Beginning with the line that holds "What's the underlying", set down each line of the data below through the very last, exactly as given, and nothing beyond that.

# RECORDS:

--- begin ---

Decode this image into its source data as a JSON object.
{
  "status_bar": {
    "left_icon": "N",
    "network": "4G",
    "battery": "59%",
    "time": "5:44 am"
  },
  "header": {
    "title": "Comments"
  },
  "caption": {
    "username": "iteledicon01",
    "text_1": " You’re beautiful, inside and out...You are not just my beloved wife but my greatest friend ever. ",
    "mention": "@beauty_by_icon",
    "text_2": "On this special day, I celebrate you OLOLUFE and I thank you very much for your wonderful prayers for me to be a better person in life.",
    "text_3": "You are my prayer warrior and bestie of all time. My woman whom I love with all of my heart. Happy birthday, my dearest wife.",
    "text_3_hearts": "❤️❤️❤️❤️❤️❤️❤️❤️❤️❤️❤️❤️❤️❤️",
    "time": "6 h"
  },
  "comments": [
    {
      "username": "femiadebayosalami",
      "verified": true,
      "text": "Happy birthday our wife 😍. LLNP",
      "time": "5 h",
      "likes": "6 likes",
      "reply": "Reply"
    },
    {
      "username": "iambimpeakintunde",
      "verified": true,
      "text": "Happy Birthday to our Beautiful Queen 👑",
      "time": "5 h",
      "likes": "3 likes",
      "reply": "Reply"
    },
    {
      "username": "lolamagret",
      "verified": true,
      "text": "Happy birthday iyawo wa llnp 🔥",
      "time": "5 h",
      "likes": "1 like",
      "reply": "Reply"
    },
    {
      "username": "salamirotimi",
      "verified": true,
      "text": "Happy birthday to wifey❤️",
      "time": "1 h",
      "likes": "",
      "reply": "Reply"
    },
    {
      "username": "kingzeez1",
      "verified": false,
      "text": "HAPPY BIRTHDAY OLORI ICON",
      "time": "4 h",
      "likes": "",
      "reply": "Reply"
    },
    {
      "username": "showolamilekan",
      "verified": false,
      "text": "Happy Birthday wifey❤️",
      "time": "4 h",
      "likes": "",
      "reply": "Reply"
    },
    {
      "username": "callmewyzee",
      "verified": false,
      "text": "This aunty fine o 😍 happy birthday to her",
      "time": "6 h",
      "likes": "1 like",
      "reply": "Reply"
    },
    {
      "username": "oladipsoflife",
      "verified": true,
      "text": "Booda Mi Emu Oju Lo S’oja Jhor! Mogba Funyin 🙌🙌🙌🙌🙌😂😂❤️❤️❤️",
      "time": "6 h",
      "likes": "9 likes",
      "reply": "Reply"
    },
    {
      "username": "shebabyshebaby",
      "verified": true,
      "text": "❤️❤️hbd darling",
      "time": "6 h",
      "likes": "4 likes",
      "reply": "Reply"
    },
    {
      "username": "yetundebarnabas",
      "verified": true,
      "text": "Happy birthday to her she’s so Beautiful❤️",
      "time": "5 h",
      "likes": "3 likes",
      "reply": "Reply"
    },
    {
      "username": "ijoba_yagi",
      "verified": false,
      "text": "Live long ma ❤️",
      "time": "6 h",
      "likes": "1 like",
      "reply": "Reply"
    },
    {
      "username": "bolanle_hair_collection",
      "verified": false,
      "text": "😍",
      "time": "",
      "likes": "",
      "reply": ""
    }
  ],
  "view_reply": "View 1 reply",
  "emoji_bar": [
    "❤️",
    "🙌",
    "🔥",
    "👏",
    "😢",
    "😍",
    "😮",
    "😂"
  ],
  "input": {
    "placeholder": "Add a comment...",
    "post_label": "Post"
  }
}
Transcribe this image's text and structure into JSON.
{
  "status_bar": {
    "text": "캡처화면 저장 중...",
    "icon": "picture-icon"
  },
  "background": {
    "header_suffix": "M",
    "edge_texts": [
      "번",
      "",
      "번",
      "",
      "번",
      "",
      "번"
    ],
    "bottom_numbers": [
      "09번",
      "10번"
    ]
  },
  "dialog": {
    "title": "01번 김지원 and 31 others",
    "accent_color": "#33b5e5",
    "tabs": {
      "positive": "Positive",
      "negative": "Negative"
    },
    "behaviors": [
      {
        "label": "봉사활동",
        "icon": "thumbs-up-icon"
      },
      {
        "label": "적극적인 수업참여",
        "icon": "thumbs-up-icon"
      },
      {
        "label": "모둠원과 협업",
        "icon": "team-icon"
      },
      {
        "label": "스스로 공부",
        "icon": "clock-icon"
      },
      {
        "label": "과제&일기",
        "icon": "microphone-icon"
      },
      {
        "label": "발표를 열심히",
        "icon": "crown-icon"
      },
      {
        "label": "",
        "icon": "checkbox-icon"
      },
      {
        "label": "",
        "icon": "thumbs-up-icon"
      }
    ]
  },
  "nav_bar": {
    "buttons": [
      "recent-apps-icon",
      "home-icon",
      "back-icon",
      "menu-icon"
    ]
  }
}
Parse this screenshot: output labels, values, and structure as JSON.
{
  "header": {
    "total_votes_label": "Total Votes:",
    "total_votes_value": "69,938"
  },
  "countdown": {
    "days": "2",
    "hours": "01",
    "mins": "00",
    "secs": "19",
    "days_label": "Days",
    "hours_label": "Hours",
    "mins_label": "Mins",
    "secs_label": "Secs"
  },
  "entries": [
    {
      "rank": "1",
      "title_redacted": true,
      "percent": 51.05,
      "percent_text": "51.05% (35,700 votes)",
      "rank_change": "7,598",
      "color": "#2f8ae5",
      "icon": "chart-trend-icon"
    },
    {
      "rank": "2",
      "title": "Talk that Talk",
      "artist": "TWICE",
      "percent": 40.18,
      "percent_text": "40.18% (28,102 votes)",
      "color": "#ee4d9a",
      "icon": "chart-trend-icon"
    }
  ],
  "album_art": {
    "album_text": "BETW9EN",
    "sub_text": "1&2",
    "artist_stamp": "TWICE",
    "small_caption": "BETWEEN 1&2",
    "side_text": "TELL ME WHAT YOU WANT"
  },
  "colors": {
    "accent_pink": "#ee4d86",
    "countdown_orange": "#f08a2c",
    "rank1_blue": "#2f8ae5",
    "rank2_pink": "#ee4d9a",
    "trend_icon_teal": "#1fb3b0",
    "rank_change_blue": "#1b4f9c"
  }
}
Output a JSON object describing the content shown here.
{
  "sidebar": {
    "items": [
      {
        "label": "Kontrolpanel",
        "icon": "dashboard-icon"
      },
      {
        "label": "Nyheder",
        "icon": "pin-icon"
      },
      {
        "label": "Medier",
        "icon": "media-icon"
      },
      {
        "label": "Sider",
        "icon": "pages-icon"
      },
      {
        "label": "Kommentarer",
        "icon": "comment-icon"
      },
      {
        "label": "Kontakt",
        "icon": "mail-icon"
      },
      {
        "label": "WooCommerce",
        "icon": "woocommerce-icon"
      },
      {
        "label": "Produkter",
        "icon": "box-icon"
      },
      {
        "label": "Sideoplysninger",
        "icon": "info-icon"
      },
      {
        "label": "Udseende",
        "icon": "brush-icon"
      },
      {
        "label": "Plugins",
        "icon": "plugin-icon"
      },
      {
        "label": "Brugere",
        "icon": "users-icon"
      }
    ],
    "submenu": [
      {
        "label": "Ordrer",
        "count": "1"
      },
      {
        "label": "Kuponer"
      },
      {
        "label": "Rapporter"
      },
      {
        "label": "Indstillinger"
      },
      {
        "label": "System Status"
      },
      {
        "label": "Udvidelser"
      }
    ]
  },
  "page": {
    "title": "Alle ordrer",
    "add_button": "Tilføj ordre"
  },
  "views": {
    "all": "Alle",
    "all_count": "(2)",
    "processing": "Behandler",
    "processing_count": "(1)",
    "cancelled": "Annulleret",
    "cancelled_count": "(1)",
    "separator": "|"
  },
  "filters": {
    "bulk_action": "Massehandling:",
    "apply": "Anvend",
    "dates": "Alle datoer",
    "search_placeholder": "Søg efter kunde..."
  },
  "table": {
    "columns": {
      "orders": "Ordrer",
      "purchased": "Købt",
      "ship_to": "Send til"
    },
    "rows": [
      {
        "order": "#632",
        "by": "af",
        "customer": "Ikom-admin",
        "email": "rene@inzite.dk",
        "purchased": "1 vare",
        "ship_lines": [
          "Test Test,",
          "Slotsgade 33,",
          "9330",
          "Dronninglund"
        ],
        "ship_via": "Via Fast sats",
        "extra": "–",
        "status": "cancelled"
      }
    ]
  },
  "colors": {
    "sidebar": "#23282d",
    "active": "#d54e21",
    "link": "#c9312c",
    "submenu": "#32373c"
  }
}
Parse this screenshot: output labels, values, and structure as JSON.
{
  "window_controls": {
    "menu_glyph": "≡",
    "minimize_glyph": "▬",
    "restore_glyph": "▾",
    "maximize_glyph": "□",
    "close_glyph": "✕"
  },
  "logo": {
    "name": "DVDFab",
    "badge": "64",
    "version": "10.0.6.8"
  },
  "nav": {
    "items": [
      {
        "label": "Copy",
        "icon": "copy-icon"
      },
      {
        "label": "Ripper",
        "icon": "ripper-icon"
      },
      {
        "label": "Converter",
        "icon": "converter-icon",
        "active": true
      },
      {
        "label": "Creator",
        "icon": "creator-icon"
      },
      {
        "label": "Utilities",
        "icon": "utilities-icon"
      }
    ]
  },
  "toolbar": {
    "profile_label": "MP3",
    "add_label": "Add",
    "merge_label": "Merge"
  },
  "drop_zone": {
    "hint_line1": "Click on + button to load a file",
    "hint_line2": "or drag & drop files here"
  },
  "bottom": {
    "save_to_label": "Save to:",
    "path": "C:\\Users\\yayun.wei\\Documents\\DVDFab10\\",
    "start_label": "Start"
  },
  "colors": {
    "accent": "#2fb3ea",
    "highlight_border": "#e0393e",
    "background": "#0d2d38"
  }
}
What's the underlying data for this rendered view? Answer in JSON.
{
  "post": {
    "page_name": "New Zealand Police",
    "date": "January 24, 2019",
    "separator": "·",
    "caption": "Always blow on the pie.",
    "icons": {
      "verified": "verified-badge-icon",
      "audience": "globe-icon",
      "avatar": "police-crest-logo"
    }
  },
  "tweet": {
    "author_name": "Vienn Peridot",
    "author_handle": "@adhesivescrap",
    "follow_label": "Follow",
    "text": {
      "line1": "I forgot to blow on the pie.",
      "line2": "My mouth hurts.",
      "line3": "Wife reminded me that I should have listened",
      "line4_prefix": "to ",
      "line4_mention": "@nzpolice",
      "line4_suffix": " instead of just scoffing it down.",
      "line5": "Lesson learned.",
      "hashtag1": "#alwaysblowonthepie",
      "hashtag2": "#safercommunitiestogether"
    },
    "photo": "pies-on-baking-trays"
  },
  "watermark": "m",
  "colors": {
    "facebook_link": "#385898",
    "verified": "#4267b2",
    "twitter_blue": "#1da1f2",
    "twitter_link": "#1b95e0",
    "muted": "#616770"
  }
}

--- end ---

# RESPONSE FOR THIS EXERCISE:
What's the underlying data for this rendered view? Answer in JSON.
{
  "post": {
    "page_name": "New Zealand Police",
    "date": "January 24, 2019",
    "separator": "·",
    "caption": "Always blow on the pie.",
    "icons": {
      "verified": "verified-badge-icon",
      "audience": "globe-icon",
      "avatar": "police-crest-logo"
    }
  },
  "tweet": {
    "author_name": "Vienn Peridot",
    "author_handle": "@adhesivescrap",
    "follow_label": "Follow",
    "text": {
      "line1": "I forgot to blow on the pie.",
      "line2": "My mouth hurts.",
      "line3": "Wife reminded me that I should have listened",
      "line4_prefix": "to ",
      "line4_mention": "@nzpolice",
      "line4_suffix": " instead of just scoffing it down.",
      "line5": "Lesson learned.",
      "hashtag1": "#alwaysblowonthepie",
      "hashtag2": "#safercommunitiestogether"
    },
    "photo": "pies-on-baking-trays"
  },
  "watermark": "m",
  "colors": {
    "facebook_link": "#385898",
    "verified": "#4267b2",
    "twitter_blue": "#1da1f2",
    "twitter_link": "#1b95e0",
    "muted": "#616770"
  }
}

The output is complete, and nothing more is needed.